# SHORT TASK
Replace every "bullet-icon" in the entries below with "bullet-marker", and reproduce the entries with nothing else changed.

# PROVIDED DATA
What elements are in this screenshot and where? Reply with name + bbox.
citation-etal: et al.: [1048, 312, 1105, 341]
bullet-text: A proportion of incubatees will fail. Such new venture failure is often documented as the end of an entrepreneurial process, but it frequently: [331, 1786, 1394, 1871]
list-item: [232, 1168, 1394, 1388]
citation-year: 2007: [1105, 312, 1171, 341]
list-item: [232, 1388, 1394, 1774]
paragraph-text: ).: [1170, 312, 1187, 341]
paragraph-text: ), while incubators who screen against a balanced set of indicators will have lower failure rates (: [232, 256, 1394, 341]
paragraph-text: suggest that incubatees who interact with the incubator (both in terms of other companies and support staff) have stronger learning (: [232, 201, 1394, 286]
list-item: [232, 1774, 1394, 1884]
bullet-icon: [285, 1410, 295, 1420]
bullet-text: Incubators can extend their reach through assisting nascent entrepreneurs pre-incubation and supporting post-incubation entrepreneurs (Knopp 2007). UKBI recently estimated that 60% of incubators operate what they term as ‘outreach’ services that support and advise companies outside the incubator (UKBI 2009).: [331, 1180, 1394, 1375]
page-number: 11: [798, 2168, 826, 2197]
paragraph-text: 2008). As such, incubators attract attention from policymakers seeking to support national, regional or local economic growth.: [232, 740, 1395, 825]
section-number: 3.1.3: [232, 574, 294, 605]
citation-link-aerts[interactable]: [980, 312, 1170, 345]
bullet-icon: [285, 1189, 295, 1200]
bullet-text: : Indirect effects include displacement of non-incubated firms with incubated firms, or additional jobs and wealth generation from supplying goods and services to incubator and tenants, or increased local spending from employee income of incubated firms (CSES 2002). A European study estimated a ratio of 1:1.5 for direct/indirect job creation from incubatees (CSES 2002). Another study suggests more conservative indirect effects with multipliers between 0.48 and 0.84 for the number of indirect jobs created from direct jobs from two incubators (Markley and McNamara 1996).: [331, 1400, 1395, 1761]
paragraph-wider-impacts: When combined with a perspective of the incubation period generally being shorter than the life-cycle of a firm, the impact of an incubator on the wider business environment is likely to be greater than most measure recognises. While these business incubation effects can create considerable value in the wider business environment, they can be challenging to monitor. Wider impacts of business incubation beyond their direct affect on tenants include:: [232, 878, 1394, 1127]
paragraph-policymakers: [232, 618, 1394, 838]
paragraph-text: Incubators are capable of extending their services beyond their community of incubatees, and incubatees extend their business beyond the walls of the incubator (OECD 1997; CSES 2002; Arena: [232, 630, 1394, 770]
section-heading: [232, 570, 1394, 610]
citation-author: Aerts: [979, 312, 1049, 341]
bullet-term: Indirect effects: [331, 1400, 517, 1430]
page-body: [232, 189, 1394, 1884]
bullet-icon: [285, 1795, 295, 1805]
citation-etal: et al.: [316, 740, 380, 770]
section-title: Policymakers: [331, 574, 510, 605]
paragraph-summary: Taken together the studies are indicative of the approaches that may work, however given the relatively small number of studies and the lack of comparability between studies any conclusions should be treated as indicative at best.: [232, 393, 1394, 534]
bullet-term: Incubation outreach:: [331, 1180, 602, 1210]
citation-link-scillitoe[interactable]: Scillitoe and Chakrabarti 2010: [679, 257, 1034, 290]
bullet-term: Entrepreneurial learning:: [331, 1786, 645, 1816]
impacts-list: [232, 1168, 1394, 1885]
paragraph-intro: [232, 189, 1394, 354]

# COMPLETE RESPONSE
What elements are in this screenshot and where? Reply with name + bbox.
citation-etal: et al.: [1048, 312, 1105, 341]
bullet-text: A proportion of incubatees will fail. Such new venture failure is often documented as the end of an entrepreneurial process, but it frequently: [331, 1786, 1394, 1871]
list-item: [232, 1168, 1394, 1388]
citation-year: 2007: [1105, 312, 1171, 341]
list-item: [232, 1388, 1394, 1774]
paragraph-text: ).: [1170, 312, 1187, 341]
paragraph-text: ), while incubators who screen against a balanced set of indicators will have lower failure rates (: [232, 256, 1394, 341]
paragraph-text: suggest that incubatees who interact with the incubator (both in terms of other companies and support staff) have stronger learning (: [232, 201, 1394, 286]
list-item: [232, 1774, 1394, 1884]
bullet-marker: [285, 1410, 295, 1420]
bullet-text: Incubators can extend their reach through assisting nascent entrepreneurs pre-incubation and supporting post-incubation entrepreneurs (Knopp 2007). UKBI recently estimated that 60% of incubators operate what they term as ‘outreach’ services that support and advise companies outside the incubator (UKBI 2009).: [331, 1180, 1394, 1375]
page-number: 11: [798, 2168, 826, 2197]
paragraph-text: 2008). As such, incubators attract attention from policymakers seeking to support national, regional or local economic growth.: [232, 740, 1395, 825]
section-number: 3.1.3: [232, 574, 294, 605]
citation-link-aerts[interactable]: [980, 312, 1170, 345]
bullet-marker: [285, 1189, 295, 1200]
bullet-text: : Indirect effects include displacement of non-incubated firms with incubated firms, or additional jobs and wealth generation from supplying goods and services to incubator and tenants, or increased local spending from employee income of incubated firms (CSES 2002). A European study estimated a ratio of 1:1.5 for direct/indirect job creation from incubatees (CSES 2002). Another study suggests more conservative indirect effects with multipliers between 0.48 and 0.84 for the number of indirect jobs created from direct jobs from two incubators (Markley and McNamara 1996).: [331, 1400, 1395, 1761]
paragraph-wider-impacts: When combined with a perspective of the incubation period generally being shorter than the life-cycle of a firm, the impact of an incubator on the wider business environment is likely to be greater than most measure recognises. While these business incubation effects can create considerable value in the wider business environment, they can be challenging to monitor. Wider impacts of business incubation beyond their direct affect on tenants include:: [232, 878, 1394, 1127]
paragraph-policymakers: [232, 618, 1394, 838]
paragraph-text: Incubators are capable of extending their services beyond their community of incubatees, and incubatees extend their business beyond the walls of the incubator (OECD 1997; CSES 2002; Arena: [232, 630, 1394, 770]
section-heading: [232, 570, 1394, 610]
citation-author: Aerts: [979, 312, 1049, 341]
bullet-term: Indirect effects: [331, 1400, 517, 1430]
page-body: [232, 189, 1394, 1884]
bullet-marker: [285, 1795, 295, 1805]
citation-etal: et al.: [316, 740, 380, 770]
section-title: Policymakers: [331, 574, 510, 605]
paragraph-summary: Taken together the studies are indicative of the approaches that may work, however given the relatively small number of studies and the lack of comparability between studies any conclusions should be treated as indicative at best.: [232, 393, 1394, 534]
bullet-term: Incubation outreach:: [331, 1180, 602, 1210]
citation-link-scillitoe[interactable]: Scillitoe and Chakrabarti 2010: [679, 257, 1034, 290]
bullet-term: Entrepreneurial learning:: [331, 1786, 645, 1816]
impacts-list: [232, 1168, 1394, 1885]
paragraph-intro: [232, 189, 1394, 354]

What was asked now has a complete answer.